### TASK DIRECTIONS
Although the entries contain pictures, only their words should be duplicated exactly.

-- Opening Marker --

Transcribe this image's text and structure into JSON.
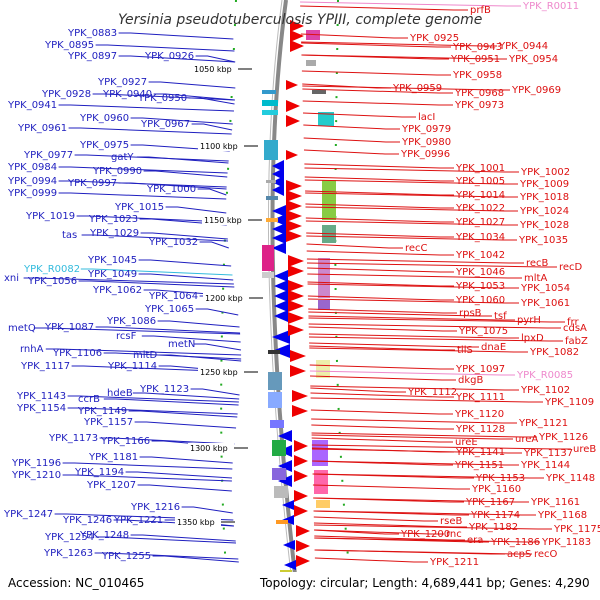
{
  "header": {
    "title": "Yersinia pseudotuberculosis YPIII, complete genome"
  },
  "footer": {
    "accession": "Accession: NC_010465",
    "topology": "Topology: circular; Length: 4,689,441 bp; Genes: 4,290"
  },
  "colors": {
    "left_label": "#1f1fbf",
    "left_arrow": "#0000ee",
    "left_rna": "#33bbdd",
    "right_label": "#dd1111",
    "right_arrow": "#ee0000",
    "right_rna": "#ee88cc",
    "backbone": "#888888"
  },
  "ruler": {
    "ticks": [
      {
        "label": "1050 kbp"
      },
      {
        "label": "1100 kbp"
      },
      {
        "label": "1150 kbp"
      },
      {
        "label": "1200 kbp"
      },
      {
        "label": "1250 kbp"
      },
      {
        "label": "1300 kbp"
      },
      {
        "label": "1350 kbp"
      }
    ]
  },
  "left_genes": [
    "YPK_0883",
    "YPK_0895",
    "YPK_0897",
    "YPK_0926",
    "YPK_0927",
    "YPK_0928",
    "YPK_0940",
    "YPK_0941",
    "YPK_0950",
    "YPK_0960",
    "YPK_0961",
    "YPK_0967",
    "YPK_0975",
    "YPK_0977",
    "gatY",
    "YPK_0984",
    "YPK_0990",
    "YPK_0994",
    "YPK_0997",
    "YPK_0999",
    "YPK_1000",
    "YPK_1015",
    "YPK_1019",
    "YPK_1023",
    "tas",
    "YPK_1029",
    "YPK_1032",
    "YPK_1045",
    "YPK_R0082",
    "YPK_1049",
    "xni",
    "YPK_1056",
    "YPK_1062",
    "YPK_1064",
    "YPK_1065",
    "YPK_1086",
    "metQ",
    "YPK_1087",
    "rcsF",
    "metN",
    "mltD",
    "rnhA",
    "YPK_1106",
    "YPK_1114",
    "YPK_1117",
    "YPK_1123",
    "YPK_1143",
    "ccrB",
    "hdeB",
    "YPK_1154",
    "YPK_1149",
    "YPK_1157",
    "YPK_1166",
    "YPK_1173",
    "YPK_1181",
    "YPK_1196",
    "YPK_1194",
    "YPK_1210",
    "YPK_1207",
    "YPK_1216",
    "YPK_1247",
    "YPK_1246",
    "YPK_1221",
    "YPK_1248",
    "YPK_1254",
    "YPK_1263",
    "YPK_1255"
  ],
  "right_genes": [
    "prfB",
    "YPK_R0011",
    "YPK_0925",
    "YPK_0943",
    "YPK_0944",
    "YPK_0951",
    "YPK_0954",
    "YPK_0958",
    "YPK_0959",
    "YPK_0968",
    "YPK_0969",
    "YPK_0973",
    "lacI",
    "YPK_0979",
    "YPK_0980",
    "YPK_0996",
    "YPK_1001",
    "YPK_1002",
    "YPK_1005",
    "YPK_1009",
    "YPK_1014",
    "YPK_1018",
    "YPK_1022",
    "YPK_1024",
    "YPK_1027",
    "YPK_1028",
    "YPK_1034",
    "YPK_1035",
    "recC",
    "YPK_1042",
    "recB",
    "recD",
    "YPK_1046",
    "mltA",
    "YPK_1053",
    "YPK_1054",
    "YPK_1060",
    "YPK_1061",
    "rpsB",
    "tsf",
    "pyrH",
    "frr",
    "cdsA",
    "YPK_1075",
    "lpxD",
    "fabZ",
    "tilS",
    "dnaE",
    "YPK_1082",
    "YPK_1097",
    "YPK_R0085",
    "dkgB",
    "YPK_1102",
    "YPK_1112",
    "YPK_1111",
    "YPK_1109",
    "YPK_1120",
    "YPK_1121",
    "YPK_1128",
    "YPK_1126",
    "ureE",
    "ureA",
    "YPK_1137",
    "ureB",
    "YPK_1141",
    "YPK_1151",
    "YPK_1144",
    "YPK_1153",
    "YPK_1148",
    "YPK_1160",
    "YPK_1167",
    "YPK_1161",
    "YPK_1174",
    "YPK_1168",
    "rseB",
    "YPK_1182",
    "YPK_1175",
    "rnc",
    "YPK_1200",
    "era",
    "YPK_1186",
    "YPK_1183",
    "acpS",
    "recO",
    "YPK_1211"
  ]
}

-- Closing Marker --

### ANSWER SECTION
Transcribe this image's text and structure into JSON.
{
  "header": {
    "title": "Yersinia pseudotuberculosis YPIII, complete genome"
  },
  "footer": {
    "accession": "Accession: NC_010465",
    "topology": "Topology: circular; Length: 4,689,441 bp; Genes: 4,290"
  },
  "colors": {
    "left_label": "#1f1fbf",
    "left_arrow": "#0000ee",
    "left_rna": "#33bbdd",
    "right_label": "#dd1111",
    "right_arrow": "#ee0000",
    "right_rna": "#ee88cc",
    "backbone": "#888888"
  },
  "ruler": {
    "ticks": [
      {
        "label": "1050 kbp"
      },
      {
        "label": "1100 kbp"
      },
      {
        "label": "1150 kbp"
      },
      {
        "label": "1200 kbp"
      },
      {
        "label": "1250 kbp"
      },
      {
        "label": "1300 kbp"
      },
      {
        "label": "1350 kbp"
      }
    ]
  },
  "left_genes": [
    "YPK_0883",
    "YPK_0895",
    "YPK_0897",
    "YPK_0926",
    "YPK_0927",
    "YPK_0928",
    "YPK_0940",
    "YPK_0941",
    "YPK_0950",
    "YPK_0960",
    "YPK_0961",
    "YPK_0967",
    "YPK_0975",
    "YPK_0977",
    "gatY",
    "YPK_0984",
    "YPK_0990",
    "YPK_0994",
    "YPK_0997",
    "YPK_0999",
    "YPK_1000",
    "YPK_1015",
    "YPK_1019",
    "YPK_1023",
    "tas",
    "YPK_1029",
    "YPK_1032",
    "YPK_1045",
    "YPK_R0082",
    "YPK_1049",
    "xni",
    "YPK_1056",
    "YPK_1062",
    "YPK_1064",
    "YPK_1065",
    "YPK_1086",
    "metQ",
    "YPK_1087",
    "rcsF",
    "metN",
    "mltD",
    "rnhA",
    "YPK_1106",
    "YPK_1114",
    "YPK_1117",
    "YPK_1123",
    "YPK_1143",
    "ccrB",
    "hdeB",
    "YPK_1154",
    "YPK_1149",
    "YPK_1157",
    "YPK_1166",
    "YPK_1173",
    "YPK_1181",
    "YPK_1196",
    "YPK_1194",
    "YPK_1210",
    "YPK_1207",
    "YPK_1216",
    "YPK_1247",
    "YPK_1246",
    "YPK_1221",
    "YPK_1248",
    "YPK_1254",
    "YPK_1263",
    "YPK_1255"
  ],
  "right_genes": [
    "prfB",
    "YPK_R0011",
    "YPK_0925",
    "YPK_0943",
    "YPK_0944",
    "YPK_0951",
    "YPK_0954",
    "YPK_0958",
    "YPK_0959",
    "YPK_0968",
    "YPK_0969",
    "YPK_0973",
    "lacI",
    "YPK_0979",
    "YPK_0980",
    "YPK_0996",
    "YPK_1001",
    "YPK_1002",
    "YPK_1005",
    "YPK_1009",
    "YPK_1014",
    "YPK_1018",
    "YPK_1022",
    "YPK_1024",
    "YPK_1027",
    "YPK_1028",
    "YPK_1034",
    "YPK_1035",
    "recC",
    "YPK_1042",
    "recB",
    "recD",
    "YPK_1046",
    "mltA",
    "YPK_1053",
    "YPK_1054",
    "YPK_1060",
    "YPK_1061",
    "rpsB",
    "tsf",
    "pyrH",
    "frr",
    "cdsA",
    "YPK_1075",
    "lpxD",
    "fabZ",
    "tilS",
    "dnaE",
    "YPK_1082",
    "YPK_1097",
    "YPK_R0085",
    "dkgB",
    "YPK_1102",
    "YPK_1112",
    "YPK_1111",
    "YPK_1109",
    "YPK_1120",
    "YPK_1121",
    "YPK_1128",
    "YPK_1126",
    "ureE",
    "ureA",
    "YPK_1137",
    "ureB",
    "YPK_1141",
    "YPK_1151",
    "YPK_1144",
    "YPK_1153",
    "YPK_1148",
    "YPK_1160",
    "YPK_1167",
    "YPK_1161",
    "YPK_1174",
    "YPK_1168",
    "rseB",
    "YPK_1182",
    "YPK_1175",
    "rnc",
    "YPK_1200",
    "era",
    "YPK_1186",
    "YPK_1183",
    "acpS",
    "recO",
    "YPK_1211"
  ]
}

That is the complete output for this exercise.